Exercise objective:
Extract every line that includes the string "title".
BEGIN Source material
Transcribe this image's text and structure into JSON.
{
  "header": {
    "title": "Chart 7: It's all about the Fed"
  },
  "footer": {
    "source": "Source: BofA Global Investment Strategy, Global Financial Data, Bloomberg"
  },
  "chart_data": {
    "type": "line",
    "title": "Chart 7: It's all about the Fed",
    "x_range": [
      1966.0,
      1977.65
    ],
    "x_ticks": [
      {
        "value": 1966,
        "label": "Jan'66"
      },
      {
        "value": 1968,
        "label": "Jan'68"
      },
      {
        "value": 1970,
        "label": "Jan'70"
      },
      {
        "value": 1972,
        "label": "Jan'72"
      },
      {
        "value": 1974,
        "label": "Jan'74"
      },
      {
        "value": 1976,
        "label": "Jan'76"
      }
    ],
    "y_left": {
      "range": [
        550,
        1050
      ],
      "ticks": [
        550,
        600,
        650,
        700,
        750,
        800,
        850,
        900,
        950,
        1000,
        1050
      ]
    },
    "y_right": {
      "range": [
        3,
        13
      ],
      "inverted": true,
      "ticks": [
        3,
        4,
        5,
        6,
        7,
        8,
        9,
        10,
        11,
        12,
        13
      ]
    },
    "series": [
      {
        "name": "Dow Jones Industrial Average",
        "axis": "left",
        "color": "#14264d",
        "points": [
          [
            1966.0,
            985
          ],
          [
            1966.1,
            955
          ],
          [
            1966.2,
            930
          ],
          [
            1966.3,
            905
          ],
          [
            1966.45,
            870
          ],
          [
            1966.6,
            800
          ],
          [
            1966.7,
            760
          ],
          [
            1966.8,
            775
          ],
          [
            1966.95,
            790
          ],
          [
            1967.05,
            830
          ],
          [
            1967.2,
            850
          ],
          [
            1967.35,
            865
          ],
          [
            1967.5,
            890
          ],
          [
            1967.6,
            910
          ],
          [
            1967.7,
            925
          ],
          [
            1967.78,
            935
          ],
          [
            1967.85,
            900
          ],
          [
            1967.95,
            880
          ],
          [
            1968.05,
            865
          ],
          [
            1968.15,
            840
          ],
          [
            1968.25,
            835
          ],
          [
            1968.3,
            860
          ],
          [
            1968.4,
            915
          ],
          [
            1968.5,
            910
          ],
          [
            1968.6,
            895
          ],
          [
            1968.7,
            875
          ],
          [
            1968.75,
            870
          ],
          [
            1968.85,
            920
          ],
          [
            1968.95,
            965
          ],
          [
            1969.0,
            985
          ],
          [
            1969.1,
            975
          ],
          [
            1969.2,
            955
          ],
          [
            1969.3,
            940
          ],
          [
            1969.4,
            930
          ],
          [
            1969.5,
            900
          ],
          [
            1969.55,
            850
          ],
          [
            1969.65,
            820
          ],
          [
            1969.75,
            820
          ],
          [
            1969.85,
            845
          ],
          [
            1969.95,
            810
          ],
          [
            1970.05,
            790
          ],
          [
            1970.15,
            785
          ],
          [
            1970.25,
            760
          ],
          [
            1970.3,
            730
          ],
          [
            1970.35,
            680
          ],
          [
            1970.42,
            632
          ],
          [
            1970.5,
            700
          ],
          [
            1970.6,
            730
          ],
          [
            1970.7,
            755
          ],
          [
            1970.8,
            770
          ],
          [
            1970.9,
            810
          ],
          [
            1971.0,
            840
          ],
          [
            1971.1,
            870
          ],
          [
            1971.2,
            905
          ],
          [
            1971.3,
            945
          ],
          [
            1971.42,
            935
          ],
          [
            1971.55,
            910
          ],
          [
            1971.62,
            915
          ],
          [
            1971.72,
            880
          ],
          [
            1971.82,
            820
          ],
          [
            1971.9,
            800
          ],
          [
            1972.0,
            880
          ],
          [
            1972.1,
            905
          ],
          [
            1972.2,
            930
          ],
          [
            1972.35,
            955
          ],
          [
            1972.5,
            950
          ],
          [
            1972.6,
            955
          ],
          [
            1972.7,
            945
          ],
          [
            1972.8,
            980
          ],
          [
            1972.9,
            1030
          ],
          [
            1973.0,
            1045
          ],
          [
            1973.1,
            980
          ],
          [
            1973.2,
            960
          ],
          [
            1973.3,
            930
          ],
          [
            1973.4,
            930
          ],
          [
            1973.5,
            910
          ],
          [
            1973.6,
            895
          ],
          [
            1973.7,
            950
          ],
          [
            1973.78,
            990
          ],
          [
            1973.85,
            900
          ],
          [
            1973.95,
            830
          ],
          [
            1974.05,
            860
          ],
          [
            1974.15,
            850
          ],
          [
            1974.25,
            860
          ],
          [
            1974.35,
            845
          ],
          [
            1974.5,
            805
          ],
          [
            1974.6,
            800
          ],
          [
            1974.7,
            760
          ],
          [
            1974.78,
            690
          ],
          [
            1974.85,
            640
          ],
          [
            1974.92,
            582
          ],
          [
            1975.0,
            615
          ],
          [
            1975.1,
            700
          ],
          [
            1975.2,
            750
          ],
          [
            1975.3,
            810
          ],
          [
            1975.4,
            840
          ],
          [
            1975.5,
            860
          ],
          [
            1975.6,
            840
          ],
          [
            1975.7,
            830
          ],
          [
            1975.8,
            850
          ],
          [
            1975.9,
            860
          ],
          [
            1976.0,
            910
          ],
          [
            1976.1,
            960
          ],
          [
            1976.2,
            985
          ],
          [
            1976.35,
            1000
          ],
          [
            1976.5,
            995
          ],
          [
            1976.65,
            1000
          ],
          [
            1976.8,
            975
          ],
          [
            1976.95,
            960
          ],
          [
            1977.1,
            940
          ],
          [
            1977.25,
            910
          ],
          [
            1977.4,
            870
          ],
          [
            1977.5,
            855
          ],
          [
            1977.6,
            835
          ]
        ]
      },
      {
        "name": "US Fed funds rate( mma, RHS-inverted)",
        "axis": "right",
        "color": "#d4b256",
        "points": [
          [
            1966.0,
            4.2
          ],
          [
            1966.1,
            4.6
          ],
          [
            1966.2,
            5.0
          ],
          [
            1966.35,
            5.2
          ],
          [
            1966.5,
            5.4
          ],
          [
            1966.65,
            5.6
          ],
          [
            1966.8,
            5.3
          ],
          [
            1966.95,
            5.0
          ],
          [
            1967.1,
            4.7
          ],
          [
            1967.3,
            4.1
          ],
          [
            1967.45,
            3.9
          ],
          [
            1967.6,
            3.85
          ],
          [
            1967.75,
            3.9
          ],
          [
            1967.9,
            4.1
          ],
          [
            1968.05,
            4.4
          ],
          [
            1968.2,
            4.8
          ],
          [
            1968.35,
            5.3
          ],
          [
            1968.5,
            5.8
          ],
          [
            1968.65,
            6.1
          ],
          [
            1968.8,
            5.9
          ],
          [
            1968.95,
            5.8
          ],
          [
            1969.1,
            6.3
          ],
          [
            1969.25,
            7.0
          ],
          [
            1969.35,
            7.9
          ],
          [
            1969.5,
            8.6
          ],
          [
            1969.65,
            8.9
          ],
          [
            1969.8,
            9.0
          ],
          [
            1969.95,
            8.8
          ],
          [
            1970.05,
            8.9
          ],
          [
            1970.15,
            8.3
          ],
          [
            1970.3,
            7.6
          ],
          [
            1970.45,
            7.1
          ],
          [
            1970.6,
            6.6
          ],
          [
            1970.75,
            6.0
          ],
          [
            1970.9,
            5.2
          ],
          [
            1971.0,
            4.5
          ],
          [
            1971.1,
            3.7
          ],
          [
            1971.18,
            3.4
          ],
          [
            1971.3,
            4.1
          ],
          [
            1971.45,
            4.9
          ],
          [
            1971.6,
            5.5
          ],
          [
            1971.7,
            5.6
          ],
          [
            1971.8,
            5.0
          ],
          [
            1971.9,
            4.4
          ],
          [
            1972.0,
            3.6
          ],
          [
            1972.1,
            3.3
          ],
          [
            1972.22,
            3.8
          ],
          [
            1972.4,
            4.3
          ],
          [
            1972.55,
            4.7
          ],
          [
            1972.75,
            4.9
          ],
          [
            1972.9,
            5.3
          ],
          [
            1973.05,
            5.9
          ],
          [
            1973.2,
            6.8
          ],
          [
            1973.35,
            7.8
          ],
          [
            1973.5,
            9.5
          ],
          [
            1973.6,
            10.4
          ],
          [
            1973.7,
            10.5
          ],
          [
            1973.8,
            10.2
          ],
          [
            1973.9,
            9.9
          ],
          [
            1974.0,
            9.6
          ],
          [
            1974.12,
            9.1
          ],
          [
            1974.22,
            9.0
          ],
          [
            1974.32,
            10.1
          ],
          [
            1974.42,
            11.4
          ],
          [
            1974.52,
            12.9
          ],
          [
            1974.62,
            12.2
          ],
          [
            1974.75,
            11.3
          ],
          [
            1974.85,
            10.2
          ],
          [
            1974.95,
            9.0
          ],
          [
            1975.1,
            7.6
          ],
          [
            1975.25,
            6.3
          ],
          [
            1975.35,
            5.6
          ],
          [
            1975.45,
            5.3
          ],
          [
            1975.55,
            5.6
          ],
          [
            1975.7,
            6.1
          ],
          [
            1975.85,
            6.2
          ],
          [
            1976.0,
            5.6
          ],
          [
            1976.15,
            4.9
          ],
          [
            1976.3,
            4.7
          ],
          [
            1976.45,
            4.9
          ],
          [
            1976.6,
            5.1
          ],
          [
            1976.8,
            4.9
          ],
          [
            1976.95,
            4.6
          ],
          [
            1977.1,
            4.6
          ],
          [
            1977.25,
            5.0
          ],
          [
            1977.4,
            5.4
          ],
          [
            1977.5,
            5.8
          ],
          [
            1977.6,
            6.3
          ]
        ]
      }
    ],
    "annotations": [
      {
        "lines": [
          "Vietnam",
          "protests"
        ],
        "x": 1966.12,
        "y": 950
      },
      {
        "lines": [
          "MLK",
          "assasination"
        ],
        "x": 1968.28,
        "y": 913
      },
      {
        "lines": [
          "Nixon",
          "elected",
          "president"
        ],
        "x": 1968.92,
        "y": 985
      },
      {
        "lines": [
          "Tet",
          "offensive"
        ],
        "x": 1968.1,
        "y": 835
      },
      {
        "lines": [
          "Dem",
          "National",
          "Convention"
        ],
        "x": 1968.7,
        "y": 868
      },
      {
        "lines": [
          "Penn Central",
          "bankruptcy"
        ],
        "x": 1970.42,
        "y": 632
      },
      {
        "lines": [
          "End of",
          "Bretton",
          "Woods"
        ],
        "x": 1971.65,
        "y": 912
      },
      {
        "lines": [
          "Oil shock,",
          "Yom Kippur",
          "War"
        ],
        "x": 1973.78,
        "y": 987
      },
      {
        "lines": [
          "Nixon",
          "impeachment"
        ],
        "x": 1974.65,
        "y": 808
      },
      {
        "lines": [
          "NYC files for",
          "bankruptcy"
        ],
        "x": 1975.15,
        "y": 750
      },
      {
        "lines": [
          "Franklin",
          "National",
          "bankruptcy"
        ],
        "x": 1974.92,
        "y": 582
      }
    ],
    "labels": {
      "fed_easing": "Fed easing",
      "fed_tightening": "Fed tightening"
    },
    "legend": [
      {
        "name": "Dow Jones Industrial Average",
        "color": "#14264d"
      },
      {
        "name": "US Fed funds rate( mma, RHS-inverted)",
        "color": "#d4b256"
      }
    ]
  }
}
END Source material
Task result:
    "title": "Chart 7: It's all about the Fed"
    "title": "Chart 7: It's all about the Fed",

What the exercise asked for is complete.